### Stated exercise A
Count the lines of the records that contain the string "pane", treating uppercase and lowercase as different, and give only the number.
begin Document segment
What about undo/redo?

Ah yes. Now we temporarily banish concurrency and unswirl the paint so we can revisit the original subject.

As discussed in the previous post, an undoable event requires instructions on how to execute both an undo and redo of that event. For some such events, these instructions are unique; in other words, new undo and redo functions must be defined for that particular type of event.

But for a large new class of events – namely, endpoint writes – there is enough symmetry that we can handle the undo logic abstractly. This is possible because the individual variations in behavior are already captured in the endpoint callbacks.

At the most basic level, it is quite easy to understand how this will work: anytime we do an endpoint_write, we will push a UserEvent that stores both the old and new value of the target. When an undo occurs, a new endpoint_write is triggered to reset the endpoint to the old value, and a redo will do the same, but for the new value.

We don’t want undo/redo operations to push new UserEvents themselves (we are not using the emacs model), and there are some other scenarios where an endpoint_write should not be undoable, so we add a boolean undoable parameter to endpoint_write that specifies whether or not a UserEvent should be pushed. The calls to endpoint_write that occur inside the undo/redo functions will always pass false for that parameter.

Many parameter changes, like clicking and dragging a slider, are continuous changes, where a single “event” encompasses many per-frame endpoint writes. In those cases, a UserEvent should only be registered when the continuous change has completed. Therefore, in addition to endpoint_write, we add endpoint_start_continuous_change and endpoint_stop_continuous_change functions to the endpoint interface. When a continuous change starts, the current value of the endpoint is cached; the writes that occur during the continuous change (e.g. with the dragging of the slider) are not considered undoable; and when the continuous change stops (when the mouse button is released), a final write occurs that is undoable, and uses the cached value as the undo value.
end Document segment
begin Data supplied
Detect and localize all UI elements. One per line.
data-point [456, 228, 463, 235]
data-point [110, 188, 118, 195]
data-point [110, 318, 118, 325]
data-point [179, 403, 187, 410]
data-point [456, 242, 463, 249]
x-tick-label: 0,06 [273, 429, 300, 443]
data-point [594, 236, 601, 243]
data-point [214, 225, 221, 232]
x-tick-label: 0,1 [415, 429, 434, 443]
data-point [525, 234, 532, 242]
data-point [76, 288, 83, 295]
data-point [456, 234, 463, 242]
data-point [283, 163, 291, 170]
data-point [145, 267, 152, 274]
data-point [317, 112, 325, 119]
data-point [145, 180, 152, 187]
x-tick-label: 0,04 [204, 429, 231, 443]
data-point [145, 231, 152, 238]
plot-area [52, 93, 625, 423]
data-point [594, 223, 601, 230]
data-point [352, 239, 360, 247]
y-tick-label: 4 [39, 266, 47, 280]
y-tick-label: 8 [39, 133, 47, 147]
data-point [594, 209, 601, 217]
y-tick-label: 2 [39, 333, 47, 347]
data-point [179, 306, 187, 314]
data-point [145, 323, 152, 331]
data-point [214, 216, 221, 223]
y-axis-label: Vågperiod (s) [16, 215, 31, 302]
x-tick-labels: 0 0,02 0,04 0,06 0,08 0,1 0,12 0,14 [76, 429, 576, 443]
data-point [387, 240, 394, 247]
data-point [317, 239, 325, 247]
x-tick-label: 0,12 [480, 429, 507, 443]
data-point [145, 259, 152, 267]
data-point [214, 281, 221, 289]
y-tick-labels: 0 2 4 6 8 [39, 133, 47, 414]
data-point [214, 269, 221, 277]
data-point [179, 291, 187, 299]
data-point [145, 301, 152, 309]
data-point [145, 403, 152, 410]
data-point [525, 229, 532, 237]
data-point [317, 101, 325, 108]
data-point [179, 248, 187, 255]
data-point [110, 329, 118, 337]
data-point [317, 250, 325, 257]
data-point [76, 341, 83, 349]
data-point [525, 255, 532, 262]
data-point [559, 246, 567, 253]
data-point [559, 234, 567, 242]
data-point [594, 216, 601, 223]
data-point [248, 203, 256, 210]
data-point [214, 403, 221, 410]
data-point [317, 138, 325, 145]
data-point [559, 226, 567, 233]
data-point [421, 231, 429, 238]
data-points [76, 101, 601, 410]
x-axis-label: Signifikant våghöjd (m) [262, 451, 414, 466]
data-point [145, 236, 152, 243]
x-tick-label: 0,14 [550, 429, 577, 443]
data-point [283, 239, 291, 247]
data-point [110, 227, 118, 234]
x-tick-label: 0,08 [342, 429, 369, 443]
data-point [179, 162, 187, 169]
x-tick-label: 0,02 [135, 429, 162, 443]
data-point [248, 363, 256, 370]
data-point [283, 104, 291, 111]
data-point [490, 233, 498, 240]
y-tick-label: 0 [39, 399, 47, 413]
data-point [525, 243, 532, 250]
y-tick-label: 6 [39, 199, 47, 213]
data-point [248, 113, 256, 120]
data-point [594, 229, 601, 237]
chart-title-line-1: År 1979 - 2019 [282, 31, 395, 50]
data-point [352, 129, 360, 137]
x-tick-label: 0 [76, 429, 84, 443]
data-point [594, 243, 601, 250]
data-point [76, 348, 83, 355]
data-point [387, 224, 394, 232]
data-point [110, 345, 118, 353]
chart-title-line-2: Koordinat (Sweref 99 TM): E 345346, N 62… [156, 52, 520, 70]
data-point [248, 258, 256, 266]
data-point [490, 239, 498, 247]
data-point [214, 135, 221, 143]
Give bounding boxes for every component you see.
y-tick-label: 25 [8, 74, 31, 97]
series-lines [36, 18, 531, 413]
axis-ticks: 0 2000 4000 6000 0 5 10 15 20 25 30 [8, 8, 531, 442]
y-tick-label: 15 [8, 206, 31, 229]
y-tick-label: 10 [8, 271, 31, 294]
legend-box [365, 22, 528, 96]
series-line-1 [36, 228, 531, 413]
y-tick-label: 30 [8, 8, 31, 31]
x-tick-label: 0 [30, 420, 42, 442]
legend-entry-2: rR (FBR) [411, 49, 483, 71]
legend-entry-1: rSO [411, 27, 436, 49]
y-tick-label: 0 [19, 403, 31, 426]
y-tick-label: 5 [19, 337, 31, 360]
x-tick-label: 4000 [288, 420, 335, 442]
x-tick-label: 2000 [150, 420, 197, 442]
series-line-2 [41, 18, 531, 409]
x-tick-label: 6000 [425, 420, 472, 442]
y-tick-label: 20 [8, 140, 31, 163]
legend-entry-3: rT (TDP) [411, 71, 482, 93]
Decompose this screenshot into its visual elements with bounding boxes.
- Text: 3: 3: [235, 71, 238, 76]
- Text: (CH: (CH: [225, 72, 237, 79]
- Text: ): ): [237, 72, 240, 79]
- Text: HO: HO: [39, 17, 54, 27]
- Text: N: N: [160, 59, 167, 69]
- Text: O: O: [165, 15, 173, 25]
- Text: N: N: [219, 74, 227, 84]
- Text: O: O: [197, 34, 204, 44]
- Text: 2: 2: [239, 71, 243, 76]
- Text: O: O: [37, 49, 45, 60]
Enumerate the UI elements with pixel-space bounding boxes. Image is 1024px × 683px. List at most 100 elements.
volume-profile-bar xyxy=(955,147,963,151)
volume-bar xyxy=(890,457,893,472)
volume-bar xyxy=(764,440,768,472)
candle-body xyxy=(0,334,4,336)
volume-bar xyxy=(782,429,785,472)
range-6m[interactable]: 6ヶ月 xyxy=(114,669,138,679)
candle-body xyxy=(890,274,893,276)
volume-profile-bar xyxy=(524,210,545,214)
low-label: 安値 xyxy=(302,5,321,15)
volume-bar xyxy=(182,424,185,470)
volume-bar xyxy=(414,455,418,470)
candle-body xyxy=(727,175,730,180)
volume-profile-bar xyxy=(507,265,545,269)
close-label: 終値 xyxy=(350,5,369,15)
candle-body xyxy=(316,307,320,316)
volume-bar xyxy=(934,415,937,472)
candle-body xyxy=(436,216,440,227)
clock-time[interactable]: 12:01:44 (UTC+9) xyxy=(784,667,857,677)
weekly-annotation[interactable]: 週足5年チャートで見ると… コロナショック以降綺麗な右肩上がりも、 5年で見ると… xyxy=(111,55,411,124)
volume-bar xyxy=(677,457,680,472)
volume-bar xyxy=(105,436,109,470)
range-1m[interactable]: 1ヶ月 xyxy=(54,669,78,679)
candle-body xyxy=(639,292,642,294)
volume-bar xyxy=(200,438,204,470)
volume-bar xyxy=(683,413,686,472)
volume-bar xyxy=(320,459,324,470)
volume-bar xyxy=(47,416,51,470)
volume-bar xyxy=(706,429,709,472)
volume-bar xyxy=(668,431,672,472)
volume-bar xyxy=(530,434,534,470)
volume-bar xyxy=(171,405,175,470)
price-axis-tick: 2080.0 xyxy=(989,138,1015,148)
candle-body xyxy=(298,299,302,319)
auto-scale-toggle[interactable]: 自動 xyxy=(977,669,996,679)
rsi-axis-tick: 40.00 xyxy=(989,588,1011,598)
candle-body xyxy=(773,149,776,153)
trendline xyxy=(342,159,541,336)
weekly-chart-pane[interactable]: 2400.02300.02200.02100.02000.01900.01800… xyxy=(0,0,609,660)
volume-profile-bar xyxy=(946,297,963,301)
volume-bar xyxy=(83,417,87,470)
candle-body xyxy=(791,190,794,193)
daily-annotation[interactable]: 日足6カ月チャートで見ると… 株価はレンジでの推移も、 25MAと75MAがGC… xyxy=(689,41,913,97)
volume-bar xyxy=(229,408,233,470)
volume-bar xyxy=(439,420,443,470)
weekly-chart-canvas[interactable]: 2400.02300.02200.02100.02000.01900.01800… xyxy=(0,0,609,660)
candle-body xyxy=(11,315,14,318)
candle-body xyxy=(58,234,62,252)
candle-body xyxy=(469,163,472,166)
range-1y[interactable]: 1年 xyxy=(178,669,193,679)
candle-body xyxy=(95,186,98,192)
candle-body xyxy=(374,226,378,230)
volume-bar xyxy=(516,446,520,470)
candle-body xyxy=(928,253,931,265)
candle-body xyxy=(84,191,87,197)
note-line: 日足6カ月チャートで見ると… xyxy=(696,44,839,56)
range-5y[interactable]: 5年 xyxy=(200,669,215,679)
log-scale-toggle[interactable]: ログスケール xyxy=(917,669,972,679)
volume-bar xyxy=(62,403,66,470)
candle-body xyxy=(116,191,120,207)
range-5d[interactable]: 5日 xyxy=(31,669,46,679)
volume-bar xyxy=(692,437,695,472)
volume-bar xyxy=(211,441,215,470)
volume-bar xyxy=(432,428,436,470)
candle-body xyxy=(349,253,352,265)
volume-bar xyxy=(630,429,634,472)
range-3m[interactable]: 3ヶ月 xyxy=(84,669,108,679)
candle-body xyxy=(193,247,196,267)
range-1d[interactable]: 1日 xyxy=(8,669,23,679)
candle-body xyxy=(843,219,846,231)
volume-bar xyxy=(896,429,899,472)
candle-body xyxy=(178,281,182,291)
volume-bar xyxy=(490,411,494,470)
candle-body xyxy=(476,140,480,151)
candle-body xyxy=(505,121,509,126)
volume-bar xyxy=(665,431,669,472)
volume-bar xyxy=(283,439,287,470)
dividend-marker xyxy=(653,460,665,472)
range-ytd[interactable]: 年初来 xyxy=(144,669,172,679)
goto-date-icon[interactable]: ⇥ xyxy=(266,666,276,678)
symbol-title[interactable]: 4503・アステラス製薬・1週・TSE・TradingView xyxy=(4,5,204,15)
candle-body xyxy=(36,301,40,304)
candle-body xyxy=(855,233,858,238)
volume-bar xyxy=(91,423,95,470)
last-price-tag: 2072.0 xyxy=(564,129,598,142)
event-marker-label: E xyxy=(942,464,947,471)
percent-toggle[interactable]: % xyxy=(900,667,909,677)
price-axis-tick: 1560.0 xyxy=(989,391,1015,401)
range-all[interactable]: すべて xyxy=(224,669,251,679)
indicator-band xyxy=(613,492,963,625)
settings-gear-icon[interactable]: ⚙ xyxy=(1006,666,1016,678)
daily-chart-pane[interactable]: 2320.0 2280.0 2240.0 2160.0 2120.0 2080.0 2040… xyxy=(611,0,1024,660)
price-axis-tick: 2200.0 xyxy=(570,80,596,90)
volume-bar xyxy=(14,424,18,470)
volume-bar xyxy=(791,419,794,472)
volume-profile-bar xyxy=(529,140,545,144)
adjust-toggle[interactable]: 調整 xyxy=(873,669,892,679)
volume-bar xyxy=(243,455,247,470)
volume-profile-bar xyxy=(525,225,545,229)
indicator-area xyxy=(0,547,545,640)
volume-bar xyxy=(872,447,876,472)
end Data supplied
### Stated exercise B
Resume the passage on undo and redo for endpoint writes, starting right after its last sentence about continuous changes.

### Final answer A
2

### Final answer B
Value ranges and automation

Adding minimum, maximum, and default values to endpoints allows us to create sliders and automation tracks more or less directly from endpoints. In my original automation design, details like the range, default value, and a pointer to the target value were tied to an AutomationType, which could be one of AUTO_VOL, AUTO_PAN, AUTO_FIR_FILTER_CUTOFF, etc. If I wanted to add support for a new type of automation, I would need to expand the automation feature to accommodate it. Automations also had their own logic to account for concurrency.

Now, when the user goes to add a new automation, the program simply displays a list of endpoints associated with the given track, and can create an automation from any of them. In this new design, that list of available automations is also dynamic; if a new effect is added to a track, new endpoints for each of its parameters are registered to the track, and those parameters will appear in the list of available automations. If the effect is deleted, they will disappear from the list.

The Jackdaw API

The immediate impetus to create endpoints was to solve problems in the internal program design, but recall that the prototypical concept was motivated by an interest in allowing Jackdaw to receive inputs from other programs. I knew during the build that once I had endpoints working internally, it would not be too difficult to expose them to the outside world.

All I needed to add was some kind of taxonomic data structure for the endpoints (which would mirror a tree inherent in the program design), a hash table, and a UDP server.

(Yes, you can have multiple timelines!)

Each endpoint has a “local id” (e.g. "vol", "pan"), and each node in the tree (APINode) points to the related object name, like the track name. The tree lends itself naturally to the filepath-style route names, e.g. /{Timeline name}/{Track name}/{Endpoint local id}. It is these routes that are hashed when endpoints are inserted into a global hash table. If an object tied to an API node is renamed, the related routes are reconstructed.

(I learned from friends subsequently that this route syntax is very similar to that used by OSC, but that’s a coincidence. I think it’s just the most natural way to do it.)

The API request syntax is simply the endpoint route followed by a string representing the desired new value. E.g.:

/main/piano/vol 0.765

The user can start a UDP server on a port of their choice (function Start API server, which you can find with the function lookup). Incoming messages are parsed into a route and value. The route is hashed, and if a matching endpoint is found, the server thread calls endpoint_write to set the new value.¹ That’s it!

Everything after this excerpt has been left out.